> **Petunjuk Pengerjaan**:
a) Menurut teks bacaan tentang kebuntuan menulis, berapa lama penulis tertegun di depan laptopnya?
b) Buatlah ringkasan teks bacaan tentang kebuntuan menulis dalam dua kalimat.
c) Lanjutkan teks bacaan tentang kebuntuan menulis itu mulai dari kalimat terakhirnya.

____ Teks Bacaan

Yang Kita Hadapi dan yang Bisa Kita Lakukan

oleh: Ali Akbar Alfata

(unsplash.com)



Sudah 30 menit aku tertegun di depan laptopku, aplikasi Microsoft Word masih terbuka secara default, lengkap dengan layar putih dan fon calibri ukuran 11. Kuakui, sudah berapa bulan aku tidak pernah menulis lagi, banyak sekali faktor yang sebenarnya tidak menjadi alasan kemalasanku. Namun, kalau bisa beralasan, maka mungkin bisa dibilang aku sedang nihil ide.

Dalam undang-undang menulisku, menulis merupakan suatu kesakralan, dimana ide-ide yang kutumpahkan harus kokoh tanpa celah. Keyakinan ini didasari rasa, bahwa segala gagasan harus disampaikan dengan kebijaksanaan yang luhur. Akan tetapi, kepedeanku ini tampaknya tidak sesuai dengan ide dan substansi yang kumiliki. Terdapat banyak sekali celah yang semoga hal ini bisa menjadi momentum untuk maju di kemudian hari.

Kenihilan ide ini membuat apapun yang kutulis tidak pernah selesai. Aku selalu merasa tulisanku sering kehilangan kekuatan dan rasa di sepertiga akhir, substansi yang ingin kusampaikan selalu choe ujong sehingga tidak cukup niat bagiku untuk membangun kembali argumentasi. Alih-alih terus maju dan menyadari ketidaksempurnaan merupakan peranan yang memajukan, aku malah urung dan menunda demi utopia yang belum pernah kupijaki itu, anyway, it is what it is.

________
____ Data Terkumpul

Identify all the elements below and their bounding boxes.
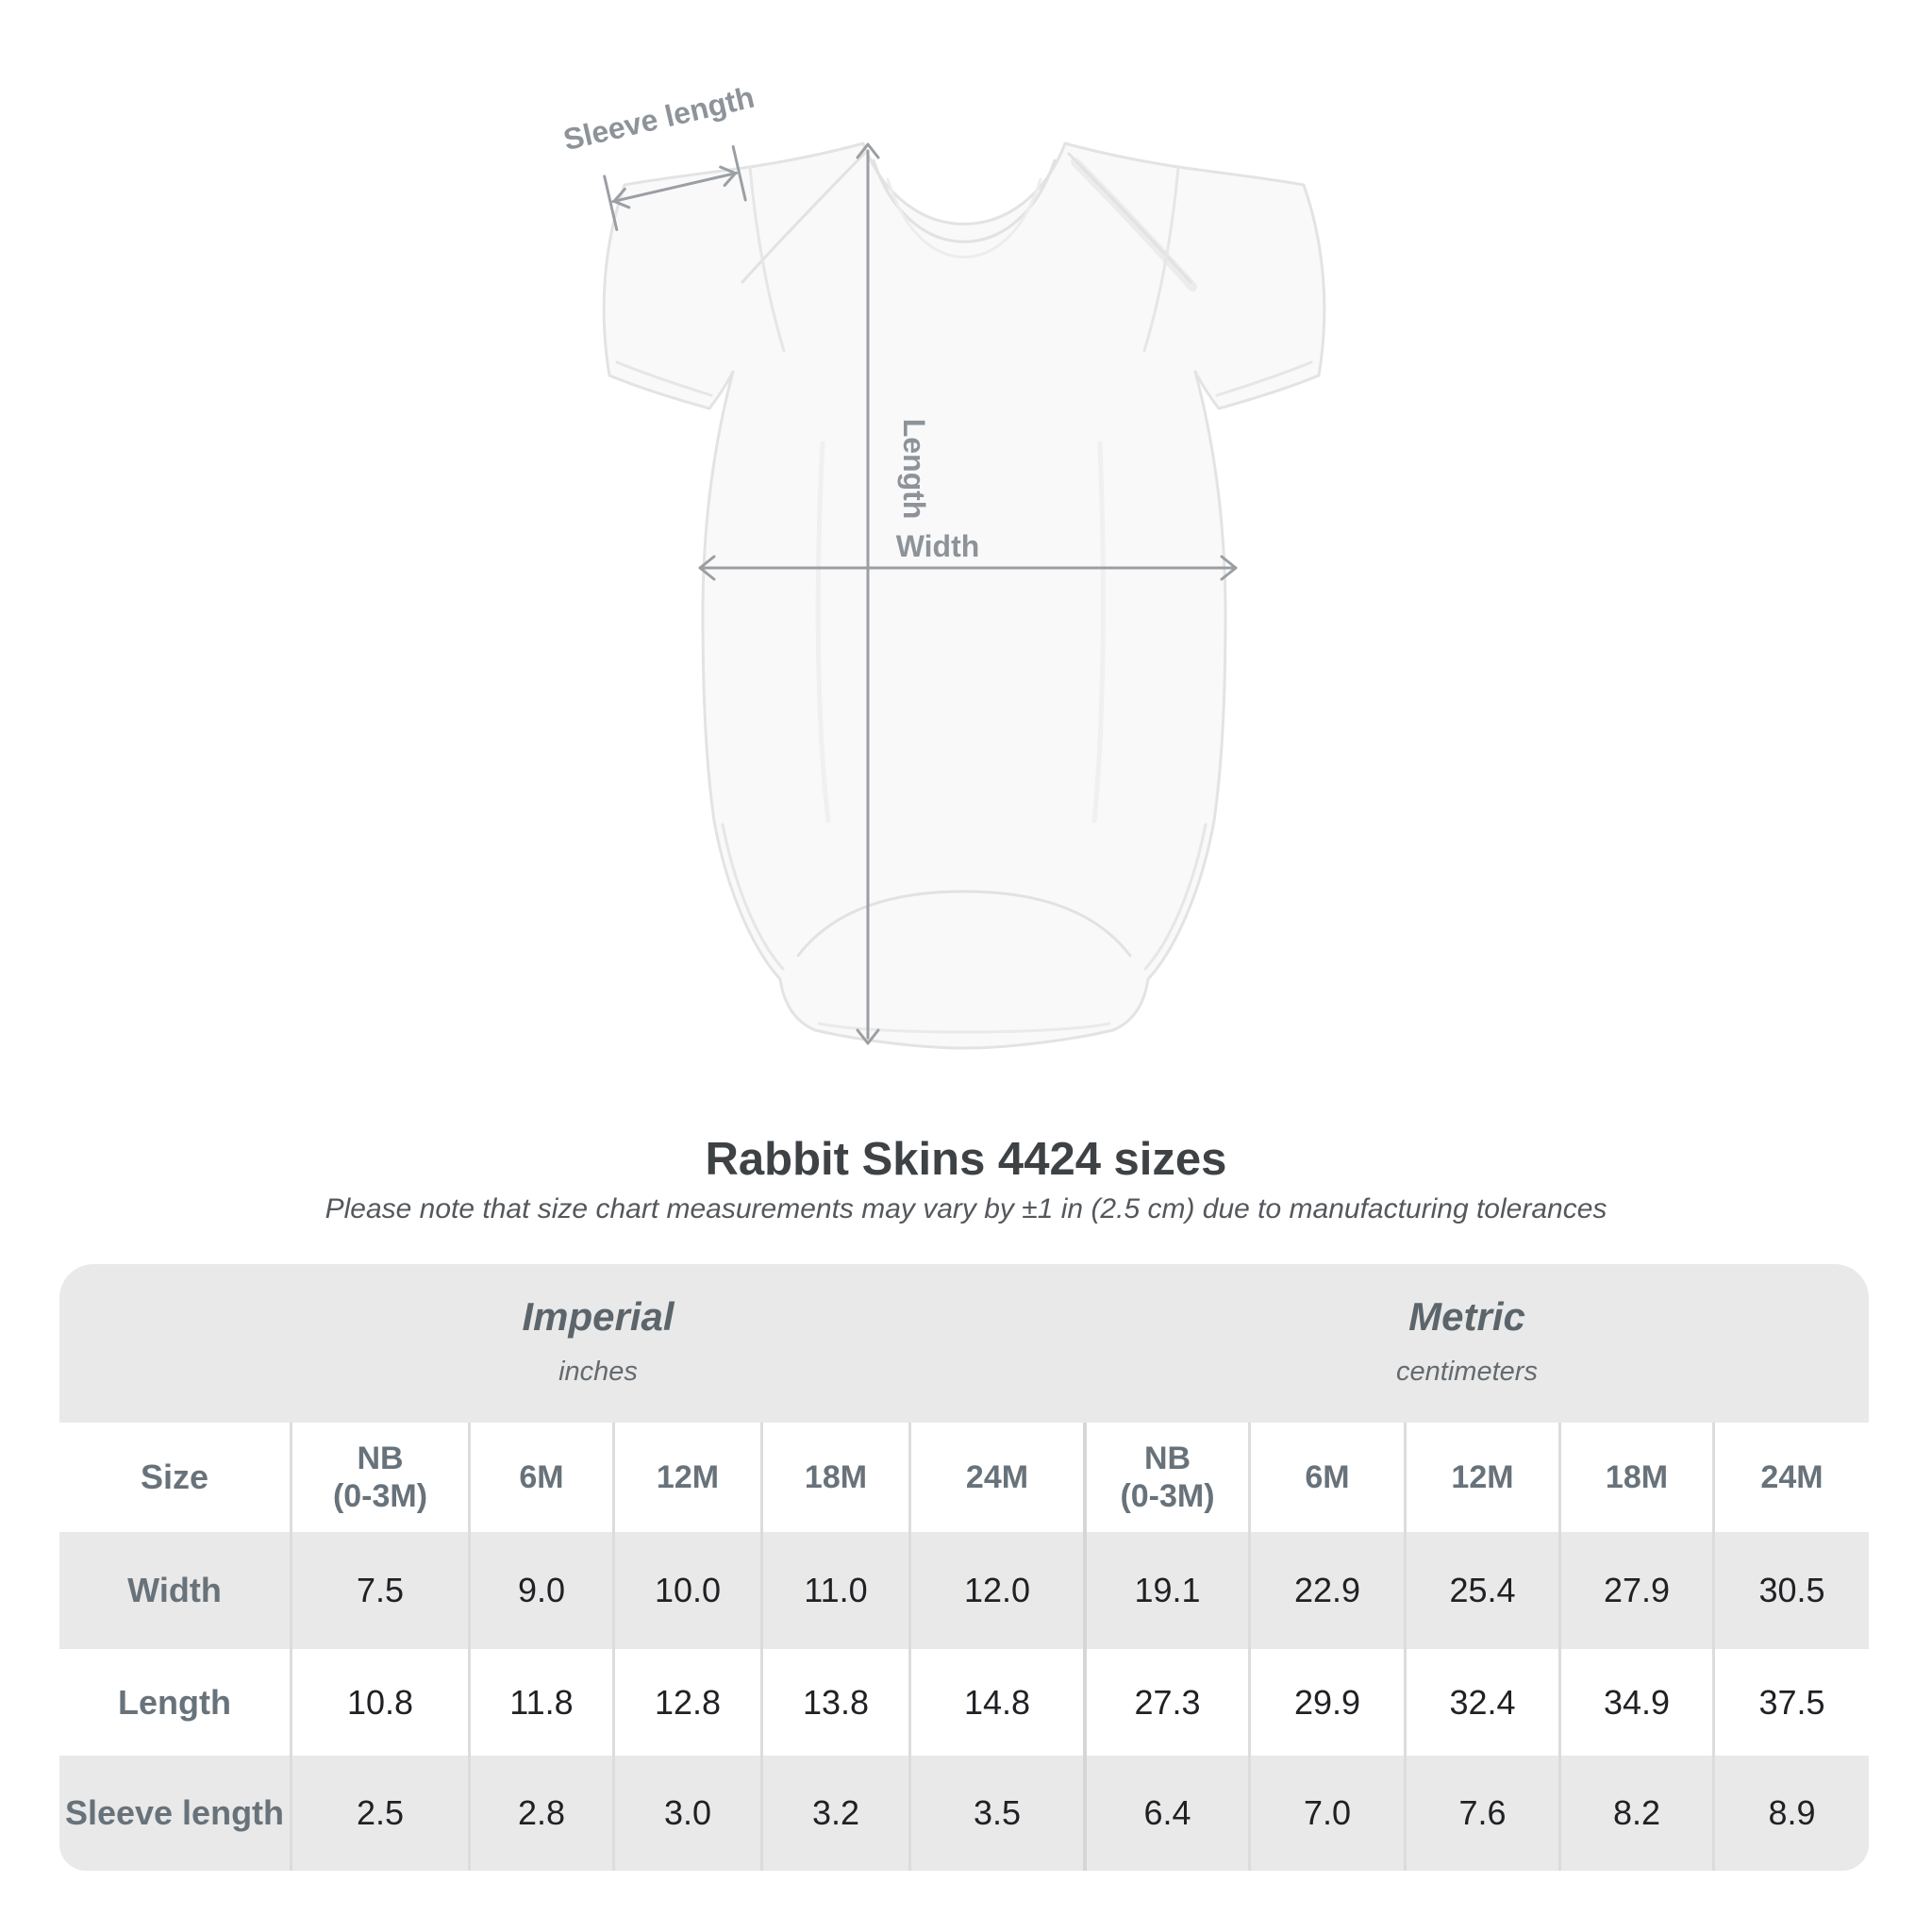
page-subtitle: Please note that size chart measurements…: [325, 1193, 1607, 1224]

________

> **Kunci Jawaban**:
a) Sudah 30 menit.

b) Penulis sudah berbulan-bulan tidak menulis dan merasa sedang nihil ide, padahal baginya menulis adalah hal sakral yang gagasannya harus kokoh tanpa celah. Kenihilan ide itu membuat tulisannya tidak pernah selesai dan sering kehilangan kekuatan di sepertiga akhir, sehingga alih-alih terus maju, ia malah urung dan menunda.

c)
Berbeda dengan kali ini, aku mendapati bahwa sesuatu yang sifatnya empiris lebih mampu kuceritakan ketimbang menganalisa isu-isu yang kulihat, kemudian berusaha menemukan celah solusi, hal ini juga disebabkan kurangnya metodologi analisis. Maka kali ini, apa yang akan pembaca jumpai merupakan seutas rasa dariku atas isu-isu sosial-agama yang terjadi.

Yang Kita Hadapi

Kebetulan aku sedang berada di bumi seuramoe mekkah, sudah hampir dua bulan aku berseliwuran. Mungkin untuk menjelaskan, tentang apa yang pertama kita hadapi, adalah masyarakat. Dengan segala keragaman ide dan pemikiran, masyarakat yang kita hadapi sekarang sangat mobile dan aktif pergerakannya. Artinya, apa yang menjadi permasalahan 3-5 tahun yang lalu telah mengalami banyak perubahan. Kecepatan yang luar biasa ini yang membuat kita menjadi kalang kabut.

Masyarakat selalu berada di tengah dua keberadaan, yaitu komitmen terhadap budaya dan tradisi, kita mengenalinya sejak dulu dan sedang terdegradasi. Tetapi di saat yang sama, tuntutan demokratisasi di tengah masyarakat tidak dihiasi kesemangatan berpikir. Masyarakat mulai menjauhi nilai-nilai agama atau bahkan agama itu sendiri dengan dalih tidak menemukan jawaban darinya terhadap problematika realistis.

Realitas di samping itu, fitrah manusia membutuhkan agama. Pada akhirnya, secara tidak sadar, masyarakat mencari “ideologi” lain yang tidak mampu menjawab problematika di tengah terpaan materialisme. Hal ini lah yang dikenal sebagai social gap (kesenjangan sosial). Dimana ketidakseimbangan prinsip dan ideologi yang berwibawa di tengah masyarakat. Mereka kehilangan pegangan sehingga akhirnya berujung pada kemerosotan moral, ekonomi, serta keimanan.

Juga mengalami powerlessness, mereka yang punya kemerdekaan sosial terus maju, sementara yang tidak memiliki kemandirian ekonomi dan kemerdekaan sosial akan terus jatuh. Hak-hak dimonopoli oleh para pemangku power tadi, kemudian masyarakat hanya kecipratan janji-janji manis belaka.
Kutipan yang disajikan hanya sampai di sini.